PROBLEM TO SOLVE ▸ Examine each line of the data. Copy those that contain the string "actual".

Begin INFORMATION SUPPLIED

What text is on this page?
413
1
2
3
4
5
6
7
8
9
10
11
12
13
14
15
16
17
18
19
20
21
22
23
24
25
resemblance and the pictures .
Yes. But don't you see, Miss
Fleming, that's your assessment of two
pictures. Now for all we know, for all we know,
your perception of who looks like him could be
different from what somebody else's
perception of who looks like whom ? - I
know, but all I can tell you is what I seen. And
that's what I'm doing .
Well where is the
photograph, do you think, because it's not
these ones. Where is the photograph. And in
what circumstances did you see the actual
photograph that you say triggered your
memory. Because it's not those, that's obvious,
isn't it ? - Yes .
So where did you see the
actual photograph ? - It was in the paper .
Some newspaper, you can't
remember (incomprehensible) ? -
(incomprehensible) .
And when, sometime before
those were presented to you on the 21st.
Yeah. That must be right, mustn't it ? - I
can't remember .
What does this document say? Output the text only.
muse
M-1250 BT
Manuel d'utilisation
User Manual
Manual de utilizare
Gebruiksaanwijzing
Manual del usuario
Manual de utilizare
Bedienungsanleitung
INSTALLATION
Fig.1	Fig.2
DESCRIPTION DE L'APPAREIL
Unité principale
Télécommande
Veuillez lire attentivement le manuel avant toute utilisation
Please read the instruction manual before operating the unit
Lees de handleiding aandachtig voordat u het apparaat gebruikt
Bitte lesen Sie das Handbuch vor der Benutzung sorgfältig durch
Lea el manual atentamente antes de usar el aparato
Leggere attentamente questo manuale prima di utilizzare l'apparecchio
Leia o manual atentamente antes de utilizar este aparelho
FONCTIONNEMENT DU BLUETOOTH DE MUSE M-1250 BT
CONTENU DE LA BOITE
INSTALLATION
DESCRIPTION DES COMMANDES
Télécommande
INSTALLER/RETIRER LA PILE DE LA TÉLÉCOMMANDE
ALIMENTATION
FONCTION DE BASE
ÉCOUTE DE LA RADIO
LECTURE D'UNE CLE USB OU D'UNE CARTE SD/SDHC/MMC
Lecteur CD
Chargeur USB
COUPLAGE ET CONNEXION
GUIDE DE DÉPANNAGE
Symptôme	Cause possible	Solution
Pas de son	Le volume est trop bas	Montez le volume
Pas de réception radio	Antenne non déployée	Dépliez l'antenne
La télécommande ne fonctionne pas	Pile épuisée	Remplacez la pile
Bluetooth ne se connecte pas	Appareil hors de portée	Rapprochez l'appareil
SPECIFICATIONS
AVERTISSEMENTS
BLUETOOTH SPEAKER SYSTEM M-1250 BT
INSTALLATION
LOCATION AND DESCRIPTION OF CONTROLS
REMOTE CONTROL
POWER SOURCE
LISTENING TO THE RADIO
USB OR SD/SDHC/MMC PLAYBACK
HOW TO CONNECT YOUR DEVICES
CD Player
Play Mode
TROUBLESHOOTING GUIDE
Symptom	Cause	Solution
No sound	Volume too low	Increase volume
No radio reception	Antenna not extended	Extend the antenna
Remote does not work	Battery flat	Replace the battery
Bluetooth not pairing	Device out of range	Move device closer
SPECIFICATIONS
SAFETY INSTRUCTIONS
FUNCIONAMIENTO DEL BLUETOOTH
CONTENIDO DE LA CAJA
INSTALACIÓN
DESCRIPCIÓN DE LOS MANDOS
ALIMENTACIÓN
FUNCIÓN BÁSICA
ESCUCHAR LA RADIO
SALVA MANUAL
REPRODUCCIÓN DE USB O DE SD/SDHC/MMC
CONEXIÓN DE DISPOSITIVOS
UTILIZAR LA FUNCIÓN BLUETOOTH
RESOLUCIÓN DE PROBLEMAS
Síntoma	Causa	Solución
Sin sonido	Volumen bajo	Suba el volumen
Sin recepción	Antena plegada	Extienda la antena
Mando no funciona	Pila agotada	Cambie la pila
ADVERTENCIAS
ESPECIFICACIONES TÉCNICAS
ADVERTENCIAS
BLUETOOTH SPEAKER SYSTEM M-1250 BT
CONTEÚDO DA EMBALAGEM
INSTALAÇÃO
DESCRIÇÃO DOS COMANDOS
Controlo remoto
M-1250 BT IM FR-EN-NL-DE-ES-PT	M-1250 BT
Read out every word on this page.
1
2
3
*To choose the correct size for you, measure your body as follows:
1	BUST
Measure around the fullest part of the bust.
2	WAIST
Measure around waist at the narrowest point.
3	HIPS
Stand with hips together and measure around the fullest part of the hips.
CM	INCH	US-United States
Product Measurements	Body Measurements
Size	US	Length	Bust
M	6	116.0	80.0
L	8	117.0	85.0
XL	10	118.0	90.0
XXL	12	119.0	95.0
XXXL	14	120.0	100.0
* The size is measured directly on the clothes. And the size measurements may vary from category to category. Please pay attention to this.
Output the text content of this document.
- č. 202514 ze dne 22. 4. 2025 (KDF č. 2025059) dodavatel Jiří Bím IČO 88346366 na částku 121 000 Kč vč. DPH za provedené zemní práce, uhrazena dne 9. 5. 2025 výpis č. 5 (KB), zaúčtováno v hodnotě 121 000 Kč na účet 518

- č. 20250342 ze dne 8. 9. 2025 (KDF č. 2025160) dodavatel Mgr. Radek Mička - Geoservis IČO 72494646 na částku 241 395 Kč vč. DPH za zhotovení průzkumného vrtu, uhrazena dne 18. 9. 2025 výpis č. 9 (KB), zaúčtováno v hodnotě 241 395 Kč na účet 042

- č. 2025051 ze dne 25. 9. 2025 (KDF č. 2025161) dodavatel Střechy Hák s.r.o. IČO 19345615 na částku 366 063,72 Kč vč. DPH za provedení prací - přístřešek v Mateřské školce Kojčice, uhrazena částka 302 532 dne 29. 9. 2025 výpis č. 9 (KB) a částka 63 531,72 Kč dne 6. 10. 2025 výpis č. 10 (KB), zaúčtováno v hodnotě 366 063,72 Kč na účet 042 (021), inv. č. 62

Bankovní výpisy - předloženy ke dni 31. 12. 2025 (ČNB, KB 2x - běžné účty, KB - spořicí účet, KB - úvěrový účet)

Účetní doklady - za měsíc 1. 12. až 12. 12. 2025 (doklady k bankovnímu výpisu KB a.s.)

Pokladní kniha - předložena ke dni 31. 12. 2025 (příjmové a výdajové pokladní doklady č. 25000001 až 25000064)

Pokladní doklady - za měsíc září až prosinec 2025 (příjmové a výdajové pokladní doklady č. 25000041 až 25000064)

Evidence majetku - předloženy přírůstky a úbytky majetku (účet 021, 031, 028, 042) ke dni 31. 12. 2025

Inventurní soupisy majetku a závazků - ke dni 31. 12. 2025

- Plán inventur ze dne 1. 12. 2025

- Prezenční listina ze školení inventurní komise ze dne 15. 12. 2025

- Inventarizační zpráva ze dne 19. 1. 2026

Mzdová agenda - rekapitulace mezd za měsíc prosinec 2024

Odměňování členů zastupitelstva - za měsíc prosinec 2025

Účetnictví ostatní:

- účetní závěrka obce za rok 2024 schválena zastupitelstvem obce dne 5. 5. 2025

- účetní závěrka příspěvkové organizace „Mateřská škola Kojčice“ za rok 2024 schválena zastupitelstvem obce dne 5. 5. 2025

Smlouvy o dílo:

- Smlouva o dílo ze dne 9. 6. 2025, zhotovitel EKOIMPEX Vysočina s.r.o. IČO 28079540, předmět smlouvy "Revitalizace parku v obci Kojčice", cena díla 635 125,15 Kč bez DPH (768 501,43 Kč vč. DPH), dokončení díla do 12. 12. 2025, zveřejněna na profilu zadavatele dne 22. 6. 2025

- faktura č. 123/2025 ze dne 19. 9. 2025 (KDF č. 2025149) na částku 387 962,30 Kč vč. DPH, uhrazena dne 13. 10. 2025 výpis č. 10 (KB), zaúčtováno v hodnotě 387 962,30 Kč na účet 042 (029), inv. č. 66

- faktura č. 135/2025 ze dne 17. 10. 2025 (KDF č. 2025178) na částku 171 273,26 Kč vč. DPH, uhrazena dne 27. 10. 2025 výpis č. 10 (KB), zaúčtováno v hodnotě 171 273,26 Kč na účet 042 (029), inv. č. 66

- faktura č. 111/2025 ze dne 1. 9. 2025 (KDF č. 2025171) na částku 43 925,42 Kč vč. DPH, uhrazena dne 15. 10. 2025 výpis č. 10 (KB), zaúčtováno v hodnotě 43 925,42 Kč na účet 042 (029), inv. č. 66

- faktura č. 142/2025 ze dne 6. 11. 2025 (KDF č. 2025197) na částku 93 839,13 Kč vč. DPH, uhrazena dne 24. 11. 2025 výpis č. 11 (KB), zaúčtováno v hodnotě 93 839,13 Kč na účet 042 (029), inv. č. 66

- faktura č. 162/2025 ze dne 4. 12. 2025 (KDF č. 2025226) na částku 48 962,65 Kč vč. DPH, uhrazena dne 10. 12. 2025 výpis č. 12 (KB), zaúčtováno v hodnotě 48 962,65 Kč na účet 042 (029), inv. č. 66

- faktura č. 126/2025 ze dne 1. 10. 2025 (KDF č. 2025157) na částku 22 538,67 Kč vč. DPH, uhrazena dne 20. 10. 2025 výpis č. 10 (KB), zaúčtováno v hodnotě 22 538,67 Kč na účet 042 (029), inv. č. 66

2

End INFORMATION SUPPLIED

WRITTEN SOLUTION ▸
what circumstances did you see the actual
actual photograph ? - It was in the paper .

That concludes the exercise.